Task requirements
Express the stretch from the line containing "maximize-icon [850,12,860,22]" through the line containing "backspace-icon [517,364,538,378]" as a JSON list of strings, one string per line, leaving out blank lines.

Supplied entries
[BEGIN]

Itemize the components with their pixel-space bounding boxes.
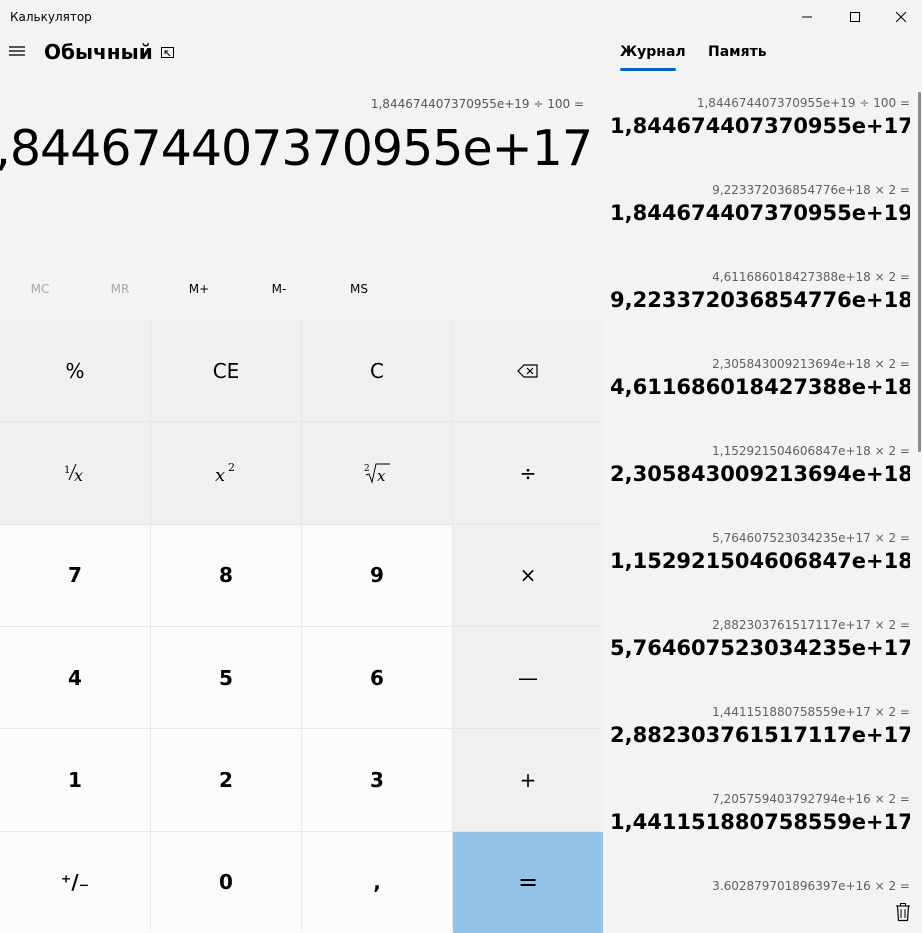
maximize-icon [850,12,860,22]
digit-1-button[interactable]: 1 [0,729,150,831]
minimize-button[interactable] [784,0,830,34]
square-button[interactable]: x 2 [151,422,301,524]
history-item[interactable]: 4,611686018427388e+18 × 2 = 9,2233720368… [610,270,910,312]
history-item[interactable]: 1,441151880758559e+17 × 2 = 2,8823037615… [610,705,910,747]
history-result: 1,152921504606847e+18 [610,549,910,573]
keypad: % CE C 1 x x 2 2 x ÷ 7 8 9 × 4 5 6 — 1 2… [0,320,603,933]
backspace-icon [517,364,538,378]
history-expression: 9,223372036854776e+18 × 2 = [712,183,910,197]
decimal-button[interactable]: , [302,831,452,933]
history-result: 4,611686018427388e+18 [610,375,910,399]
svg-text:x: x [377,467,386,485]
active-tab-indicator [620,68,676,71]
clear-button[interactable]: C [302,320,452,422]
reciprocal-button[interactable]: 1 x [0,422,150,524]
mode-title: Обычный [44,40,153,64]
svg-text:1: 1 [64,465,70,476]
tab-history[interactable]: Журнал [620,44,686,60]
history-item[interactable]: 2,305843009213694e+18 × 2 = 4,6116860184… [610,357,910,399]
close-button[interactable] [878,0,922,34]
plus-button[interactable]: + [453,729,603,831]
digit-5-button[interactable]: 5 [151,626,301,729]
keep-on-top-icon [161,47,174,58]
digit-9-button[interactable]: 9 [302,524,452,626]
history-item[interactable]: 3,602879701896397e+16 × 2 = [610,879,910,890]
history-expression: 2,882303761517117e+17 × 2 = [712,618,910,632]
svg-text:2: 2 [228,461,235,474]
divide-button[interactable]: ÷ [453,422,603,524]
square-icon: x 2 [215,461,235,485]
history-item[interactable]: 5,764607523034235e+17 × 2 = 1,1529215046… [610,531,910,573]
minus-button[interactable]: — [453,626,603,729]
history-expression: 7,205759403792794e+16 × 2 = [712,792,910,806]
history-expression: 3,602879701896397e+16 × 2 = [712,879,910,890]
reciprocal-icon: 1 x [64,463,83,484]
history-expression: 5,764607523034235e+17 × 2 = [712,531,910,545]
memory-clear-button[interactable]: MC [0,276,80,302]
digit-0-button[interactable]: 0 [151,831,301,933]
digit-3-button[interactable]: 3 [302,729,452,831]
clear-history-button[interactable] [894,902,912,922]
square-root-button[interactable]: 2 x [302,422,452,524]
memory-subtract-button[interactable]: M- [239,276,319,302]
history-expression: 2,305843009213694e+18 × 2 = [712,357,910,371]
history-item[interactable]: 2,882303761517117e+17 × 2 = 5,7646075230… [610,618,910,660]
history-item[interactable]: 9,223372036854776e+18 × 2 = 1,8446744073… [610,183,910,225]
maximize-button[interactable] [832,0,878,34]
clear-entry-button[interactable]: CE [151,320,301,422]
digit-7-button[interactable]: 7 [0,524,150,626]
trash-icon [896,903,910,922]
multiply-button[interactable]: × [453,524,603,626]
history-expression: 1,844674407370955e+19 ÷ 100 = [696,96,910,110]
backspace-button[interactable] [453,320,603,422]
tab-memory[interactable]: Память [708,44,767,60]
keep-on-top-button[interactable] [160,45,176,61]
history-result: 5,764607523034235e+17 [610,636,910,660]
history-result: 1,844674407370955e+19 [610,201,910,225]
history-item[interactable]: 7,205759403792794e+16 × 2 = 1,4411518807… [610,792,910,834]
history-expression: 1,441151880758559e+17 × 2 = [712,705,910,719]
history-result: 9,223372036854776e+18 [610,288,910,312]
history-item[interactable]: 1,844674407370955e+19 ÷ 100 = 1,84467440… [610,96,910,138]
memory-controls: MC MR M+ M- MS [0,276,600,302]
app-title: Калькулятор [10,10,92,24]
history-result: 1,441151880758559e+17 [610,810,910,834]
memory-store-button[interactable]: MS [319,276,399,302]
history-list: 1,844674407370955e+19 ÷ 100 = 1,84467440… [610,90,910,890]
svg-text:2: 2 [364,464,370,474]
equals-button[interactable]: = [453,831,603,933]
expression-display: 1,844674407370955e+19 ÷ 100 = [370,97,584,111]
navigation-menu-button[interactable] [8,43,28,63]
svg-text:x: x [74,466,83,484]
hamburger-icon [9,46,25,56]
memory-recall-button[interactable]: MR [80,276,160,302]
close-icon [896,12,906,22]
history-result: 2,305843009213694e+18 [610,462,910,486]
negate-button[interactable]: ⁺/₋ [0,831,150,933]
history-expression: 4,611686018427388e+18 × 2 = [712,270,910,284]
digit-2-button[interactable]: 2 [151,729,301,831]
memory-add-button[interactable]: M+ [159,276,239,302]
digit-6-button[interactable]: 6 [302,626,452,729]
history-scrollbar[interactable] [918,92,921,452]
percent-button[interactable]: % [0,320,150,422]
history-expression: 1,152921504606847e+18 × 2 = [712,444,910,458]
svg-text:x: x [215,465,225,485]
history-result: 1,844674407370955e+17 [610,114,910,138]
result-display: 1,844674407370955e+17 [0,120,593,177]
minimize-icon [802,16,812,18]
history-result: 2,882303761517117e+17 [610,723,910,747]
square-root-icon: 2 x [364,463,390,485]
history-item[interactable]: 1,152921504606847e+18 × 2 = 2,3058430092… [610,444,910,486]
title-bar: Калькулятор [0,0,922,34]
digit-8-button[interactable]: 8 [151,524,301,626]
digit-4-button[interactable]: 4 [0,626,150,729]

[END]

Completed exercise
[
  "maximize-icon [850,12,860,22]",
  "digit-1-button[interactable]: 1 [0,729,150,831]",
  "minimize-button[interactable] [784,0,830,34]",
  "square-button[interactable]: x 2 [151,422,301,524]",
  "history-item[interactable]: 4,611686018427388e+18 × 2 = 9,2233720368… [610,270,910,312]",
  "history-item[interactable]: 1,441151880758559e+17 × 2 = 2,8823037615… [610,705,910,747]",
  "history-result: 1,152921504606847e+18 [610,549,910,573]",
  "keypad: % CE C 1 x x 2 2 x ÷ 7 8 9 × 4 5 6 — 1 2… [0,320,603,933]",
  "backspace-icon [517,364,538,378]"
]